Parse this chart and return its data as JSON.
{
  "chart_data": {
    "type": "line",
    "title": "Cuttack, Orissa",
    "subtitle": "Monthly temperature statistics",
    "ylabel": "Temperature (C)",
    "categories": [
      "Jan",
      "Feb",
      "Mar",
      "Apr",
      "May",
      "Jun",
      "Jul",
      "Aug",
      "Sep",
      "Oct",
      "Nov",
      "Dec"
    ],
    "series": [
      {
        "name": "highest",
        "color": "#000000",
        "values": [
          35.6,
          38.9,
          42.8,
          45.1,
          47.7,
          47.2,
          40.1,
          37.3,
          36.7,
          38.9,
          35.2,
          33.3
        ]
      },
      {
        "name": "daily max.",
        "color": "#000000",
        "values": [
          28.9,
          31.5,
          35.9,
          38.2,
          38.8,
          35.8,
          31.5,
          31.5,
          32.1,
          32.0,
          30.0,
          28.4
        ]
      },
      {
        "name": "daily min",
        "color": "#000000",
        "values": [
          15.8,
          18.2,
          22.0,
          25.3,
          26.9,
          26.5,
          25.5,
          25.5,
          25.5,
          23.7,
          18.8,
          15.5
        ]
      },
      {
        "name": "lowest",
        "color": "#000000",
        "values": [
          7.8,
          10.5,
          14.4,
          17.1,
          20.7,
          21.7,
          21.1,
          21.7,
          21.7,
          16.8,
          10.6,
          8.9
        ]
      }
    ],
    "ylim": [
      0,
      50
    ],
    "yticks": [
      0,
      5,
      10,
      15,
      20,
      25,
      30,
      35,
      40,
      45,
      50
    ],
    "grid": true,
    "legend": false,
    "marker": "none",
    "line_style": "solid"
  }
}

Exercise> Give the complete listing a second time, exactly as it reads.

Complete output>
Parse this chart and return its data as JSON.
{
  "chart_data": {
    "type": "line",
    "title": "Cuttack, Orissa",
    "subtitle": "Monthly temperature statistics",
    "ylabel": "Temperature (C)",
    "categories": [
      "Jan",
      "Feb",
      "Mar",
      "Apr",
      "May",
      "Jun",
      "Jul",
      "Aug",
      "Sep",
      "Oct",
      "Nov",
      "Dec"
    ],
    "series": [
      {
        "name": "highest",
        "color": "#000000",
        "values": [
          35.6,
          38.9,
          42.8,
          45.1,
          47.7,
          47.2,
          40.1,
          37.3,
          36.7,
          38.9,
          35.2,
          33.3
        ]
      },
      {
        "name": "daily max.",
        "color": "#000000",
        "values": [
          28.9,
          31.5,
          35.9,
          38.2,
          38.8,
          35.8,
          31.5,
          31.5,
          32.1,
          32.0,
          30.0,
          28.4
        ]
      },
      {
        "name": "daily min",
        "color": "#000000",
        "values": [
          15.8,
          18.2,
          22.0,
          25.3,
          26.9,
          26.5,
          25.5,
          25.5,
          25.5,
          23.7,
          18.8,
          15.5
        ]
      },
      {
        "name": "lowest",
        "color": "#000000",
        "values": [
          7.8,
          10.5,
          14.4,
          17.1,
          20.7,
          21.7,
          21.1,
          21.7,
          21.7,
          16.8,
          10.6,
          8.9
        ]
      }
    ],
    "ylim": [
      0,
      50
    ],
    "yticks": [
      0,
      5,
      10,
      15,
      20,
      25,
      30,
      35,
      40,
      45,
      50
    ],
    "grid": true,
    "legend": false,
    "marker": "none",
    "line_style": "solid"
  }
}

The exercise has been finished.